Objective >> Lines containing the string "پیدا" are to be counted; report only how many there are.
=== Records shown ===
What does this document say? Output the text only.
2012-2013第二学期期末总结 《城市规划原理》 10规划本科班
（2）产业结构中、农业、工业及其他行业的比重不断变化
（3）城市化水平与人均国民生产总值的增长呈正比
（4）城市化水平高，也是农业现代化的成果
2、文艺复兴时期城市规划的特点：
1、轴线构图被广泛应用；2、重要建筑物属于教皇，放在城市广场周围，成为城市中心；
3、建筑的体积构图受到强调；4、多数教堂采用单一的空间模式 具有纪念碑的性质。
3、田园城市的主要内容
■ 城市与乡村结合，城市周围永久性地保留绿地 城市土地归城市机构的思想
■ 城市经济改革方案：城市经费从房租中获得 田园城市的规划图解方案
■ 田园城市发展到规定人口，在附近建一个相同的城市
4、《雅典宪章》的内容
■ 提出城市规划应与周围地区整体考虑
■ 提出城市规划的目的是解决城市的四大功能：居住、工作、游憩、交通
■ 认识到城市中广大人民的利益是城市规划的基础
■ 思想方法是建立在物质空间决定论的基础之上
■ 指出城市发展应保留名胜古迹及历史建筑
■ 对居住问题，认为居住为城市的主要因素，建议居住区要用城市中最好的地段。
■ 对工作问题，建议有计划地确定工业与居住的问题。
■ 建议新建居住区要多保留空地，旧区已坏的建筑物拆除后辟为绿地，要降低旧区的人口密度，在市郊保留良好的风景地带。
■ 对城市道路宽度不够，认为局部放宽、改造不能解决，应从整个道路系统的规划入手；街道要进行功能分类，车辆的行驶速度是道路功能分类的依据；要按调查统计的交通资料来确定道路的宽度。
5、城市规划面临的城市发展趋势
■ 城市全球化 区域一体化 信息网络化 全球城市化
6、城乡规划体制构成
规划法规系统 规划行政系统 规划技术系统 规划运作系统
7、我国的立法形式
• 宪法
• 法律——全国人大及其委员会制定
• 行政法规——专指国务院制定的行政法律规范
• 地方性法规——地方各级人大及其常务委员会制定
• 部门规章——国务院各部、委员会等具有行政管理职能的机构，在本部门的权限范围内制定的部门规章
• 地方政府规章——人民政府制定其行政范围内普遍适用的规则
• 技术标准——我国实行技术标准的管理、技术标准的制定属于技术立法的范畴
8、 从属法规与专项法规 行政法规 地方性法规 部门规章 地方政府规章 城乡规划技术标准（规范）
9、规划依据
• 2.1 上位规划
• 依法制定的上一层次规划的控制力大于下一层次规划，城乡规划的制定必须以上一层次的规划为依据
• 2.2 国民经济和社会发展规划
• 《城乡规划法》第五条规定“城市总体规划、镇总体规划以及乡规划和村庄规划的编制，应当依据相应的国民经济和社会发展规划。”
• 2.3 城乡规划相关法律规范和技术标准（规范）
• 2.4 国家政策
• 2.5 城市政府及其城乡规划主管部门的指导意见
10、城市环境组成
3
===
=== Records shown ===
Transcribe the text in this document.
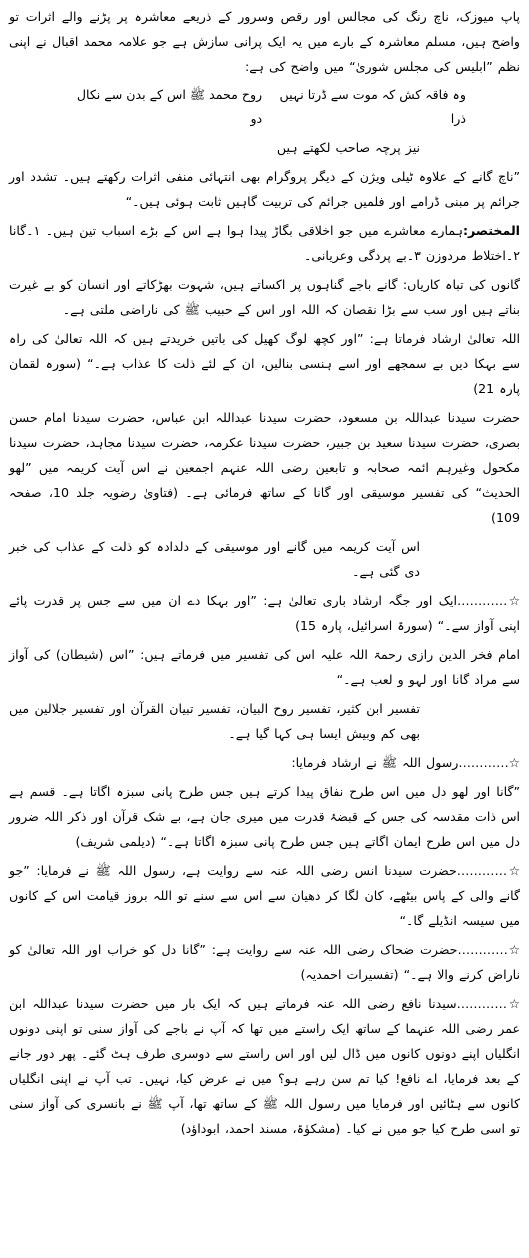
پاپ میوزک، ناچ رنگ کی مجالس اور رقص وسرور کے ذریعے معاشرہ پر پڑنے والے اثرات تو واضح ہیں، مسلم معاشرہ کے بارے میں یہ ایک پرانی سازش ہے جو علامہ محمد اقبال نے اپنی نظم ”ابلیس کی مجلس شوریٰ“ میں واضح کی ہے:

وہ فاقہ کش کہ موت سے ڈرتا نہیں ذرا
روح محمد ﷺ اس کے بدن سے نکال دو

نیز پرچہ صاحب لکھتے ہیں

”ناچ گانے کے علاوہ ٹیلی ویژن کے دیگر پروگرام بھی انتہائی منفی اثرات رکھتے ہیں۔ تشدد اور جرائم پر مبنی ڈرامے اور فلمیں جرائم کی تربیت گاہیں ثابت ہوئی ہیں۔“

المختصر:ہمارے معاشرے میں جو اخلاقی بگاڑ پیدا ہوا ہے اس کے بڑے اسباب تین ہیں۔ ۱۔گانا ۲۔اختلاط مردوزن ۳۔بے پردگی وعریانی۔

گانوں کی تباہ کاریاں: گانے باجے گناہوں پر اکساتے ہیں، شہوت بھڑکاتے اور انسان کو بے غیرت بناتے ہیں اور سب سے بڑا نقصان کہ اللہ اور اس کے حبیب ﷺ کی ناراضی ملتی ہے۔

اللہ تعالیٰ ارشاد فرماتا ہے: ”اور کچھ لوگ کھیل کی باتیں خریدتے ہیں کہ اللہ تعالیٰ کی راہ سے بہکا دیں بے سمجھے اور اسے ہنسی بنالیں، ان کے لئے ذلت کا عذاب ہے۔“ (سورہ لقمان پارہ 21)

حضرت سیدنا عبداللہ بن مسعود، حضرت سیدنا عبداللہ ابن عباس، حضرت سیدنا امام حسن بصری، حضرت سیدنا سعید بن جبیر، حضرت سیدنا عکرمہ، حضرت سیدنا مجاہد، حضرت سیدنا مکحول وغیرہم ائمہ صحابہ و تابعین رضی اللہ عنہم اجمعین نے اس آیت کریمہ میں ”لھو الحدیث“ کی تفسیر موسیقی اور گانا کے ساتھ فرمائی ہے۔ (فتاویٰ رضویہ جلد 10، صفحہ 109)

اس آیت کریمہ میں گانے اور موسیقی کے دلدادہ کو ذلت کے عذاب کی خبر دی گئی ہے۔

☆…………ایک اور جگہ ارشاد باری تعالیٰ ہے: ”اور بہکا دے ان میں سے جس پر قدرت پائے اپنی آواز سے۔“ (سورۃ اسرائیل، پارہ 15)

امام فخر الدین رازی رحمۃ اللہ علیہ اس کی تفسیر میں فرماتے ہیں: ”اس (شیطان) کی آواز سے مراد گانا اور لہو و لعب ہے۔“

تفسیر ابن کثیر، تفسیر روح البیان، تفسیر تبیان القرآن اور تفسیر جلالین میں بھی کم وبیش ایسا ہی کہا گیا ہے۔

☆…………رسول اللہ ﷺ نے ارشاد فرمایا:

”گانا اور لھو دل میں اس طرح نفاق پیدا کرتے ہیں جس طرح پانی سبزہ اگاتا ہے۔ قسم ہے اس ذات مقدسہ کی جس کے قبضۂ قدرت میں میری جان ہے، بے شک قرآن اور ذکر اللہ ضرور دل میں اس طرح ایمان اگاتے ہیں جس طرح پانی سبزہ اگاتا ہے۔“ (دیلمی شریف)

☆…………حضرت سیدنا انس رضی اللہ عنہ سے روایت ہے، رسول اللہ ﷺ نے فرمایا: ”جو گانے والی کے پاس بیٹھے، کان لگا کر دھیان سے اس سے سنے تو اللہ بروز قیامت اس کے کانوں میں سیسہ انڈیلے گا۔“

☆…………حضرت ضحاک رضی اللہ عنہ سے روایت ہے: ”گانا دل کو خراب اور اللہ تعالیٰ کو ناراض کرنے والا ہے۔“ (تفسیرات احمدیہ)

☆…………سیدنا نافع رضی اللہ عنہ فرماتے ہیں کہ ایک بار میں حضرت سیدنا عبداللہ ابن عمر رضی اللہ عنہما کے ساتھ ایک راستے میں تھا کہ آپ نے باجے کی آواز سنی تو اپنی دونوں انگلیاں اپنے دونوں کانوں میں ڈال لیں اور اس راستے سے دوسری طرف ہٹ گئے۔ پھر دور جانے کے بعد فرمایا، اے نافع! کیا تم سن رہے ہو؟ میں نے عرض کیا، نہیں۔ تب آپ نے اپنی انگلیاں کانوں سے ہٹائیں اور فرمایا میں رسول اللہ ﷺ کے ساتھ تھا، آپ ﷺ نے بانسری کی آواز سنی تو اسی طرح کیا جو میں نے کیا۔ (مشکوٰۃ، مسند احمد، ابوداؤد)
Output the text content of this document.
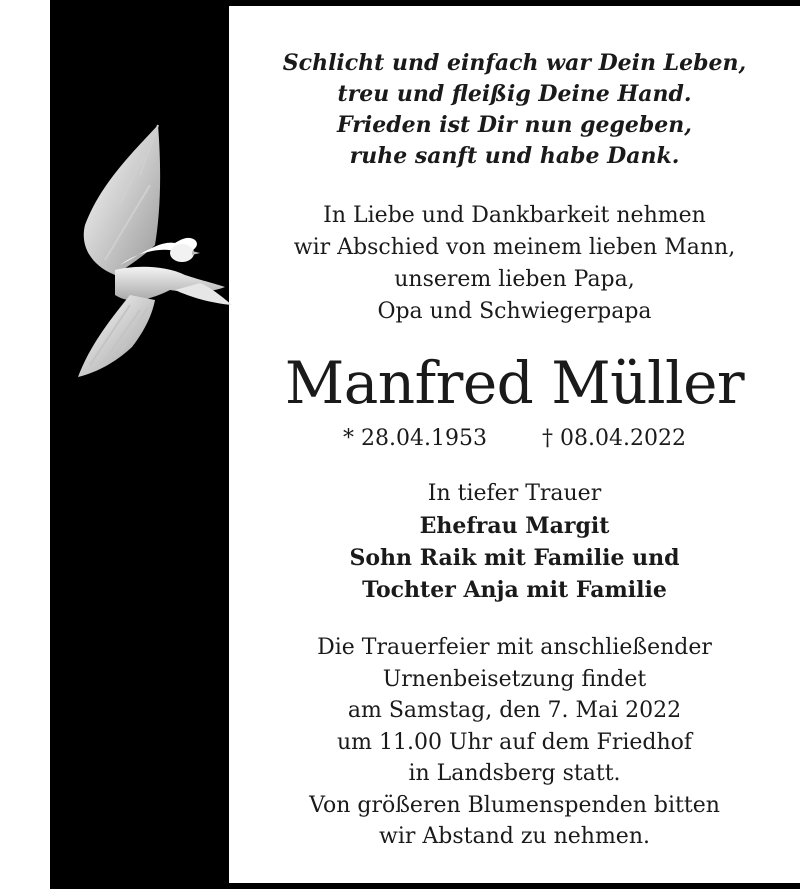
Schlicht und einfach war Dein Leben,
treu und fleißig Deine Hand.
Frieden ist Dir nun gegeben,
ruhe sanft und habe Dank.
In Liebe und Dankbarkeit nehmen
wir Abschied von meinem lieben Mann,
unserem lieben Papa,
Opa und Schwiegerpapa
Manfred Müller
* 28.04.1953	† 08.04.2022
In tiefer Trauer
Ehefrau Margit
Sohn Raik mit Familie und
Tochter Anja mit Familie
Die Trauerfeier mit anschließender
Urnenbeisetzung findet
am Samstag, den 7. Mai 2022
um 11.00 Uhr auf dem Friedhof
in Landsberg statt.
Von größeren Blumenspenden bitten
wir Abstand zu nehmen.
===
Finished task >> 2